Exercise description:
Select every line holding the word "this" and copy it.

=== Dataset rows ===

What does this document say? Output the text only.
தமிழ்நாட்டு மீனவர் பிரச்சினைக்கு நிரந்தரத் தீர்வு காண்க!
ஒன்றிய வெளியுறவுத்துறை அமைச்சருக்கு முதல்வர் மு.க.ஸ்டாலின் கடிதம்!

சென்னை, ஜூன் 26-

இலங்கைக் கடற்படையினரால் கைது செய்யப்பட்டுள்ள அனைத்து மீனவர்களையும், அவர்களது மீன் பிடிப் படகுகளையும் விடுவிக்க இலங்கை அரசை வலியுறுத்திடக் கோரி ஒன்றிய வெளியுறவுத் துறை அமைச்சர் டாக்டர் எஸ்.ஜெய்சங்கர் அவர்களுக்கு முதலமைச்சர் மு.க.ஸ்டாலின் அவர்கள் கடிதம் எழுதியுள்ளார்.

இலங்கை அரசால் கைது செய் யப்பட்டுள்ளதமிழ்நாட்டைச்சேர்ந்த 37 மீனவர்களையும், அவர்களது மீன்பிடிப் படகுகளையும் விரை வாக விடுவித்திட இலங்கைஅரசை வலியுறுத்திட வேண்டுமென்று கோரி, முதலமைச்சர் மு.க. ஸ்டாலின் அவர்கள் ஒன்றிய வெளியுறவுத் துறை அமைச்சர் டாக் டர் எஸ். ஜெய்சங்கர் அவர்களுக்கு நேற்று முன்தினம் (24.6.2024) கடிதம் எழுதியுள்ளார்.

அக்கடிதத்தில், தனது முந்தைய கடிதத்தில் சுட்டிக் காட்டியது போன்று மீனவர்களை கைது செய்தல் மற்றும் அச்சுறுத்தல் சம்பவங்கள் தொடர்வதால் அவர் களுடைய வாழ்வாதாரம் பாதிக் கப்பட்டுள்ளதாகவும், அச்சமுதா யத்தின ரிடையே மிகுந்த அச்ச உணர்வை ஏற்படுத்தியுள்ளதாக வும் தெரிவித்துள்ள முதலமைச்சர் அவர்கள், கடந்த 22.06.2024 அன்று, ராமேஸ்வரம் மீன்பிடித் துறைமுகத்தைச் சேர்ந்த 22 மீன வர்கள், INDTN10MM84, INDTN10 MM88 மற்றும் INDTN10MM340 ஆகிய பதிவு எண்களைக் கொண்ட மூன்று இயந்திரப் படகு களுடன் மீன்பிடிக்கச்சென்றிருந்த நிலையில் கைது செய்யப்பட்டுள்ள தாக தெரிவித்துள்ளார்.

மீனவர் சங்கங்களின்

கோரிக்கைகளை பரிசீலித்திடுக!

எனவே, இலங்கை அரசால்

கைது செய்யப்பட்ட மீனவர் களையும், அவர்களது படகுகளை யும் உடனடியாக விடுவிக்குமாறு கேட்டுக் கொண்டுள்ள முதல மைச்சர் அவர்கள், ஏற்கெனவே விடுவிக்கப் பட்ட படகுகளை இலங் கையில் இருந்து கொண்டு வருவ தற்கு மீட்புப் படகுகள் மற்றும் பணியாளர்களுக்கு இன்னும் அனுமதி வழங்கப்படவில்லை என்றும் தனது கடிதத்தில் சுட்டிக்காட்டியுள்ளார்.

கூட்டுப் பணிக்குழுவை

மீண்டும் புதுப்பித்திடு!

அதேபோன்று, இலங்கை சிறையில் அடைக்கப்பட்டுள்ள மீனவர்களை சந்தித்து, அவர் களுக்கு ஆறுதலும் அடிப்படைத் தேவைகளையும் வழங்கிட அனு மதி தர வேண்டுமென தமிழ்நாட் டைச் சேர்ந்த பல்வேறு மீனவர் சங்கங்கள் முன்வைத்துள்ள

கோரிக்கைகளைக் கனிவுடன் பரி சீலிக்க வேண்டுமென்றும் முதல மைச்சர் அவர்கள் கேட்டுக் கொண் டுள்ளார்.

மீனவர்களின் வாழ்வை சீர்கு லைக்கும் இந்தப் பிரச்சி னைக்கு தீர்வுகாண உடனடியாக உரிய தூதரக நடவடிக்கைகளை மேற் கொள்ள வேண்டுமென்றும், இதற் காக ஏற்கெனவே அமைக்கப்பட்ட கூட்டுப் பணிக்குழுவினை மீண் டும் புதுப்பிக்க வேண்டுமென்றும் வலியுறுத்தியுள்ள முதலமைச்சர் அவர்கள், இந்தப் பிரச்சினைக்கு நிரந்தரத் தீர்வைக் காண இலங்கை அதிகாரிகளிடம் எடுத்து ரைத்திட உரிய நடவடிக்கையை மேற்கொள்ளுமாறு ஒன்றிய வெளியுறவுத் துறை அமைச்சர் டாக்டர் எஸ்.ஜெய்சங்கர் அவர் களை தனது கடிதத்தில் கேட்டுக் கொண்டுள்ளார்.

===
=== Dataset rows ===

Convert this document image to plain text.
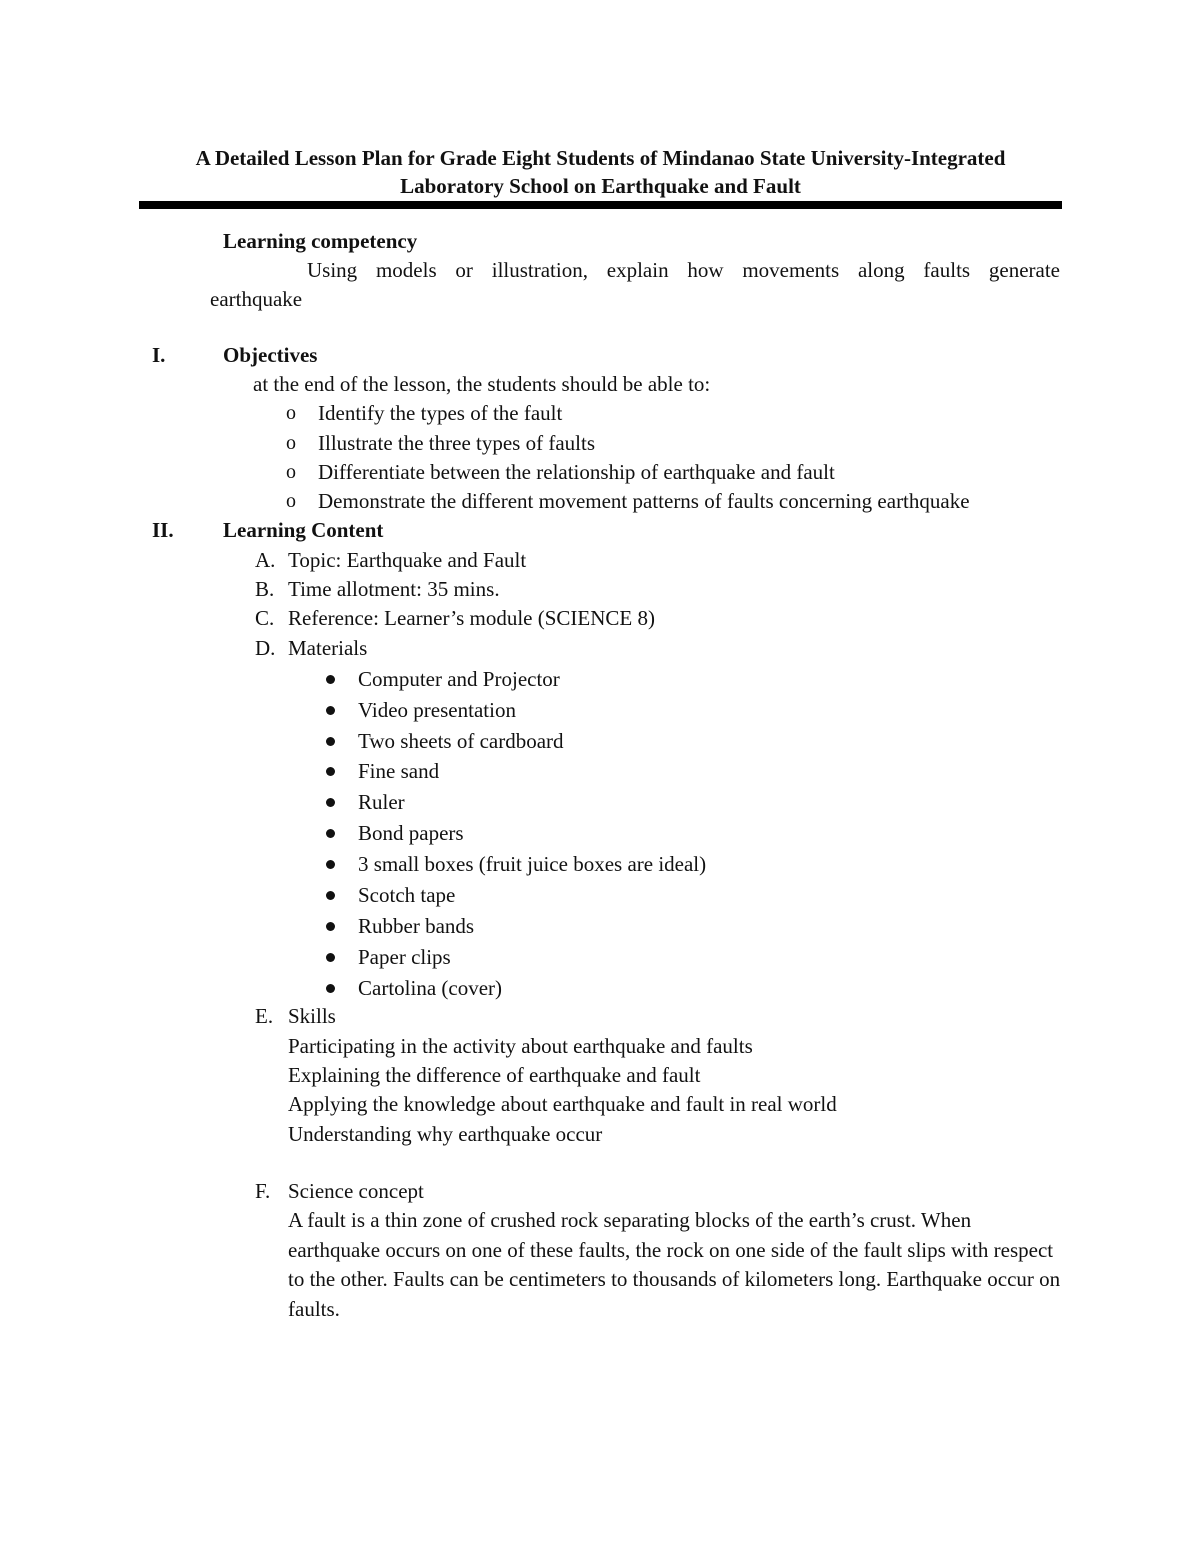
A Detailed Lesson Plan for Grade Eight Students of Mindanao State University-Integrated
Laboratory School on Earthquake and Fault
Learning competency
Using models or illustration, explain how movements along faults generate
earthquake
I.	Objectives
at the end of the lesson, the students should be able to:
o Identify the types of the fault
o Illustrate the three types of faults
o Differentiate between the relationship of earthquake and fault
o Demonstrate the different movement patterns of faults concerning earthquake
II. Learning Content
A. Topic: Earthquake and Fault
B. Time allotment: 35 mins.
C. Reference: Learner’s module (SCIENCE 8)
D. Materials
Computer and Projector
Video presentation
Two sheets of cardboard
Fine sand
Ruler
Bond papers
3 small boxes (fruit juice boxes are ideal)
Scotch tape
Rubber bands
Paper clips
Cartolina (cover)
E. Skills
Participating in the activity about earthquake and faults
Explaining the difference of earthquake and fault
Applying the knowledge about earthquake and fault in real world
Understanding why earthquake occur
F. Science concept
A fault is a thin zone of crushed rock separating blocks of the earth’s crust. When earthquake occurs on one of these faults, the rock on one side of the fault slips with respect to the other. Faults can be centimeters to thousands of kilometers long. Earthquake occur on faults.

===
=== Dataset rows ===

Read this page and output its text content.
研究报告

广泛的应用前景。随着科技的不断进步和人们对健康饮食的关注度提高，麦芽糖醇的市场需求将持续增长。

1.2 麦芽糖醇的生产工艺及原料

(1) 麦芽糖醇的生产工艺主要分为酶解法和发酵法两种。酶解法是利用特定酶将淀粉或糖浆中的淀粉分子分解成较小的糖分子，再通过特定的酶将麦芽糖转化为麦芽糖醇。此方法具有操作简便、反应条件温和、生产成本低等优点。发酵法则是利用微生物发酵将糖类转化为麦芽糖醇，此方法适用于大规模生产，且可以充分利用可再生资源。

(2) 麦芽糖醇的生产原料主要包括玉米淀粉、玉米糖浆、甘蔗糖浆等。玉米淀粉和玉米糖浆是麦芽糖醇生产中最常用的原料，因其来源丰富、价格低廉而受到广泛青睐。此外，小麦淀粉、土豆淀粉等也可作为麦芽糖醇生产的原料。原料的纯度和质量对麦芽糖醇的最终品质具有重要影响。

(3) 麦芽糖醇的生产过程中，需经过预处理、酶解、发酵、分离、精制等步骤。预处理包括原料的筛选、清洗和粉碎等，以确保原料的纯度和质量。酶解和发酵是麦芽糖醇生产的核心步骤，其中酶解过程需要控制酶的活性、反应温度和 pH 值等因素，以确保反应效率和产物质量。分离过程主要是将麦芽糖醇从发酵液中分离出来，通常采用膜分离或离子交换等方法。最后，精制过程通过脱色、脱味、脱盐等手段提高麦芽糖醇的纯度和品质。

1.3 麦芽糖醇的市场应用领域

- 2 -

===

The output:
What does this document say? Output the text only.
Convert this document image to plain text.
Read this page and output its text content.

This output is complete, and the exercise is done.